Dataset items
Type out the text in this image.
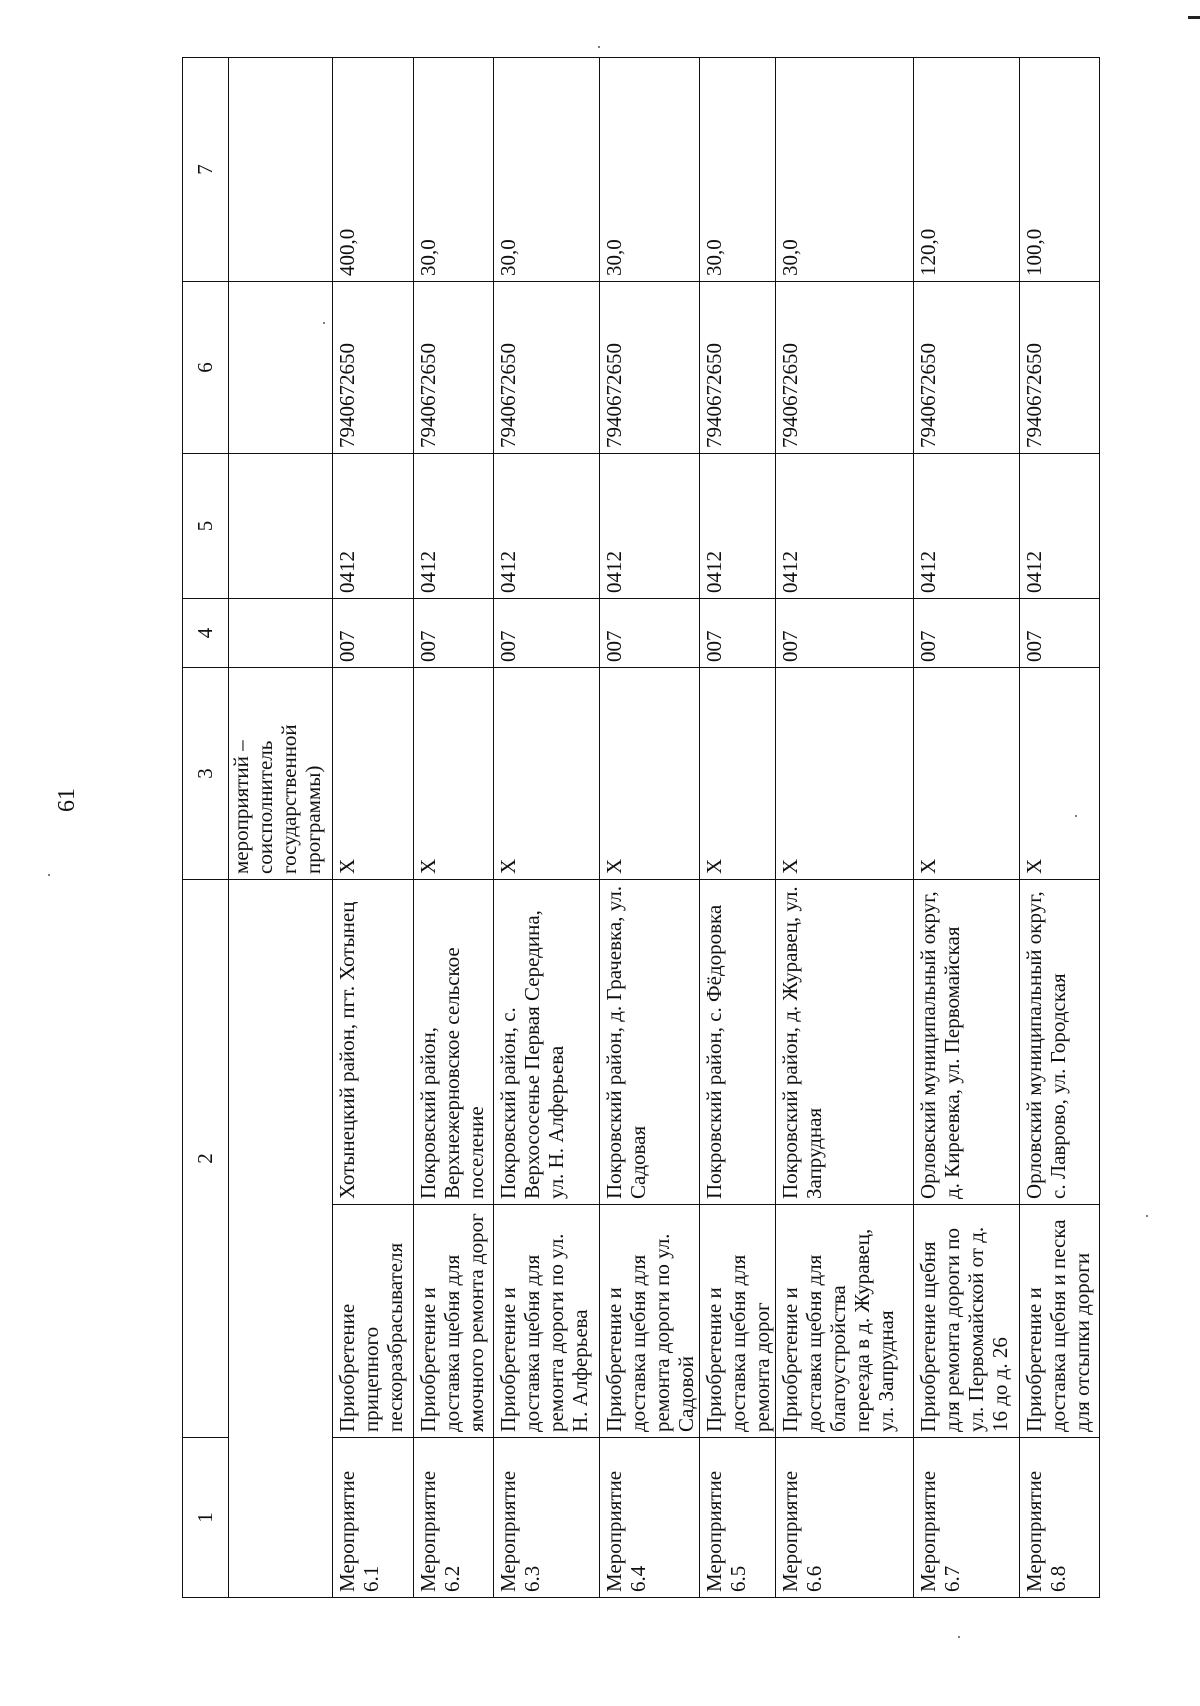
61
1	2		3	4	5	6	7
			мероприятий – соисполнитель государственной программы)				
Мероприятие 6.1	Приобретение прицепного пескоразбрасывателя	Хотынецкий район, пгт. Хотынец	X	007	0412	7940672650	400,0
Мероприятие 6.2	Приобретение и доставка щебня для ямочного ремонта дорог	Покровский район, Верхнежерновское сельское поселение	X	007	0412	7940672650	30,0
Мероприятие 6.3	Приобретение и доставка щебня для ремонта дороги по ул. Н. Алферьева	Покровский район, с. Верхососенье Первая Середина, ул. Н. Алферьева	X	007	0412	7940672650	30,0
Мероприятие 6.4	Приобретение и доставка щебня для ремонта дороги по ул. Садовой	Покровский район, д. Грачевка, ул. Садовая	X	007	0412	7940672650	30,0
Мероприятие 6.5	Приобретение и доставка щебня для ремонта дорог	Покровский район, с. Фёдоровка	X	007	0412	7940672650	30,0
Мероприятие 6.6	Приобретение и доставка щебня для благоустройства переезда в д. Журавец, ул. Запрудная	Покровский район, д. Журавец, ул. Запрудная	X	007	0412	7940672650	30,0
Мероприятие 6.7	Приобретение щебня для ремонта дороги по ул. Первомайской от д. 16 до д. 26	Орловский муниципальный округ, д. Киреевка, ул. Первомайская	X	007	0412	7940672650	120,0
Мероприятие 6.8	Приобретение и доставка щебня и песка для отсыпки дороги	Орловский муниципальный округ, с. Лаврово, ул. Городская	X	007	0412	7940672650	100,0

---

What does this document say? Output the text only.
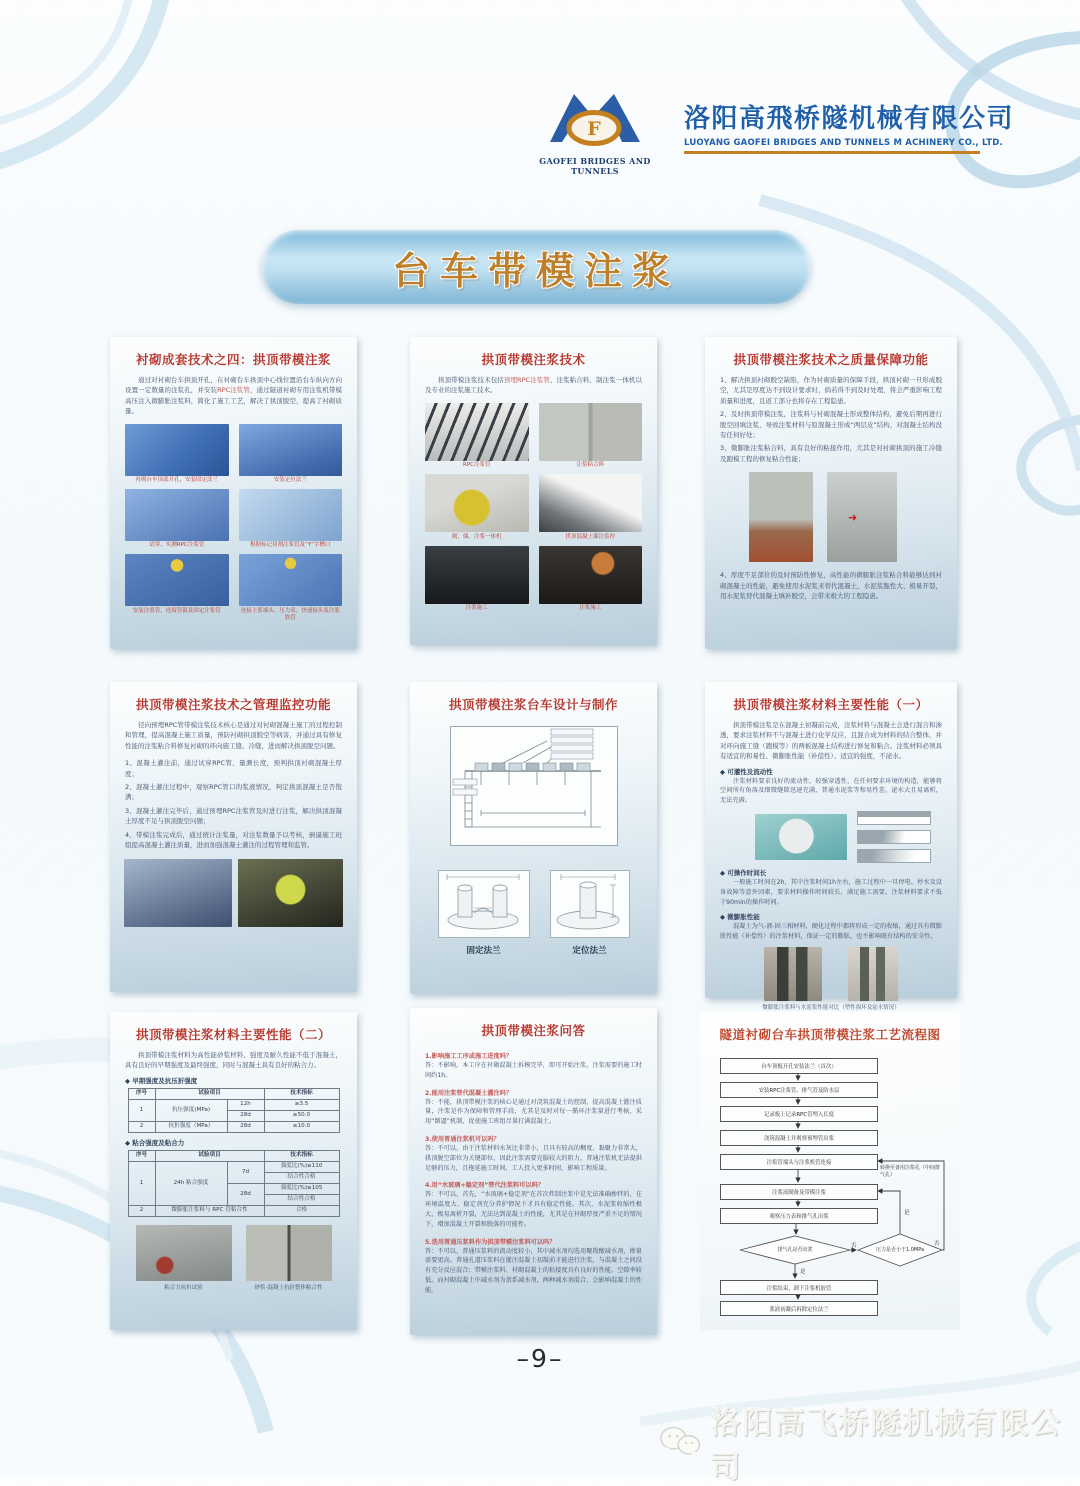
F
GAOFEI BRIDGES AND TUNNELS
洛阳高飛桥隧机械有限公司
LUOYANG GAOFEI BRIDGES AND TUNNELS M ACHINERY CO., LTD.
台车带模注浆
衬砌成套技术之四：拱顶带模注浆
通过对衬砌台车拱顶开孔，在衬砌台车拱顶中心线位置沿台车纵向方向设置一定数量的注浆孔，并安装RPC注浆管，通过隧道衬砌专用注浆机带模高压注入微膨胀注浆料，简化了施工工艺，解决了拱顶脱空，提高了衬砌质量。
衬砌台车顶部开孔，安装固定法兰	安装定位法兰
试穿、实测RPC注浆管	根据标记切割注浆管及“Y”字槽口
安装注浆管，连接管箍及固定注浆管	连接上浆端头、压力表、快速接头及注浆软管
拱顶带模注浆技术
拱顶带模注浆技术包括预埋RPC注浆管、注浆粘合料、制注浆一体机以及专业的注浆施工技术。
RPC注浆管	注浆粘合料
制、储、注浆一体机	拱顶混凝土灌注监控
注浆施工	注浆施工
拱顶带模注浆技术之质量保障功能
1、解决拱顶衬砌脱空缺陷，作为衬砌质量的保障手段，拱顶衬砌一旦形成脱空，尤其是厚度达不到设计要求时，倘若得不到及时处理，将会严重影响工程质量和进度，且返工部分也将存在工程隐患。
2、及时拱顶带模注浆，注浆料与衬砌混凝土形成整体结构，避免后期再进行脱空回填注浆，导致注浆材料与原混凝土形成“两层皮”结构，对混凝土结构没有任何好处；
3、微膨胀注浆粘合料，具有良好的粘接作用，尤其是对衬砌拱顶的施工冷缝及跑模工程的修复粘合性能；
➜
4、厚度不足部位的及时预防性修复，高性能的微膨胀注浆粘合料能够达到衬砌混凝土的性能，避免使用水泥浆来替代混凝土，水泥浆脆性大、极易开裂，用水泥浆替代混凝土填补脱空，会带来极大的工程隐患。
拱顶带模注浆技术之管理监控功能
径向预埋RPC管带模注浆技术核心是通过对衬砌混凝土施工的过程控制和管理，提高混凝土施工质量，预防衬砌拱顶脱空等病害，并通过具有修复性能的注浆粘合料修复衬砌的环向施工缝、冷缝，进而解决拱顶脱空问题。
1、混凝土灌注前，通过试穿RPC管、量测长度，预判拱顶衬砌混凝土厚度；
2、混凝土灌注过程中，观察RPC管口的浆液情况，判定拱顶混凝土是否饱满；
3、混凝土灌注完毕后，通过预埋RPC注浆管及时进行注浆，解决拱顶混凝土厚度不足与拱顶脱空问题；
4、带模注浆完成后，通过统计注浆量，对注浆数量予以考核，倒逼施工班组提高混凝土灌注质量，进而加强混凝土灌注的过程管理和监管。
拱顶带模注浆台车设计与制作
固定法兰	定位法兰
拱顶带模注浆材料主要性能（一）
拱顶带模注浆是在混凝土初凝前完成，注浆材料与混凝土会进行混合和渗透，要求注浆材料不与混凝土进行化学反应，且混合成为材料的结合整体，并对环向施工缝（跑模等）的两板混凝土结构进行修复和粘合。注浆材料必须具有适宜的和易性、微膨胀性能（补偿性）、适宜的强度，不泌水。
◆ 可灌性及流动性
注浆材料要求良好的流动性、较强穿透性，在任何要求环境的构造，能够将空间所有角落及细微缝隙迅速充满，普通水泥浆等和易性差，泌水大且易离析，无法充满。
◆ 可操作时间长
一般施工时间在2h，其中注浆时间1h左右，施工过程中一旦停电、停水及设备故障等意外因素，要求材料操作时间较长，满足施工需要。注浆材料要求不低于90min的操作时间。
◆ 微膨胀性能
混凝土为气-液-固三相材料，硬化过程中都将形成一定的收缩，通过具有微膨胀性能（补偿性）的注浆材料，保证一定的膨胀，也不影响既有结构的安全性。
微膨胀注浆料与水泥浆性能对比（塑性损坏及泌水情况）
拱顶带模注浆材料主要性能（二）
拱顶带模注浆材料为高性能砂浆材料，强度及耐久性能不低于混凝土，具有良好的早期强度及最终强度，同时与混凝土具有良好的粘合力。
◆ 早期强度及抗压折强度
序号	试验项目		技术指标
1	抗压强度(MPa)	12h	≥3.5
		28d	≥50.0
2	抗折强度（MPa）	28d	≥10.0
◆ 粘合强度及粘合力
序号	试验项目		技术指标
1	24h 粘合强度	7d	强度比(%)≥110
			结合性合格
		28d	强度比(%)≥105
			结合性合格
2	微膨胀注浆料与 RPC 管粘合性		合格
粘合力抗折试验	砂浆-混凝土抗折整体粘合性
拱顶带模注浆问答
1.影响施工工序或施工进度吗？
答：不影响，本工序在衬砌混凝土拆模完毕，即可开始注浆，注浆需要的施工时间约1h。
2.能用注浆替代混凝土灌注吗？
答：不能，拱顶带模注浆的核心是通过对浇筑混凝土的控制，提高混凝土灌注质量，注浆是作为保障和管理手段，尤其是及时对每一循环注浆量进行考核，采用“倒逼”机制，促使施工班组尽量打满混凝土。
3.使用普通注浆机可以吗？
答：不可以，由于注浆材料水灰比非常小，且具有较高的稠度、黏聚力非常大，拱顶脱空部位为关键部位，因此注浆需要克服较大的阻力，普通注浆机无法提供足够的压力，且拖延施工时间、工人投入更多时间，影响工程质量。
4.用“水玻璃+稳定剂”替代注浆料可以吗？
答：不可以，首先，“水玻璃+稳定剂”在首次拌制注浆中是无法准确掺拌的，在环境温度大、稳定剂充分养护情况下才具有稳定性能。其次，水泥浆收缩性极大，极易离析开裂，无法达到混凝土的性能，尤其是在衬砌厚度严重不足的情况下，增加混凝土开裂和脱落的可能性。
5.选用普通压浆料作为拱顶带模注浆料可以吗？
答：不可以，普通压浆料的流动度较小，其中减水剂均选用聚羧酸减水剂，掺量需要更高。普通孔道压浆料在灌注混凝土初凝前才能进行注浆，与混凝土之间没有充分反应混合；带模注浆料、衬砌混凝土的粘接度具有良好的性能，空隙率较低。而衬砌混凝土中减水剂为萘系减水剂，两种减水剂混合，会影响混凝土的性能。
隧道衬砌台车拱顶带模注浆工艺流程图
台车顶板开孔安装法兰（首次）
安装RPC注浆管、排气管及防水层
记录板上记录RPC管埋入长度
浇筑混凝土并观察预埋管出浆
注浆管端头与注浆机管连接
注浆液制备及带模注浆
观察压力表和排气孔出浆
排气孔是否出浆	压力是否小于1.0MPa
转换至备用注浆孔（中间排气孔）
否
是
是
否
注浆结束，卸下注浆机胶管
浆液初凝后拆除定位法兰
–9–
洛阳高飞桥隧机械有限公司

* _What to produce_:
Find the string "text" in the records, then copy each line where it occurs.

* _Written solution_:
Type out the text in this image.
What does this document say? Output the text only.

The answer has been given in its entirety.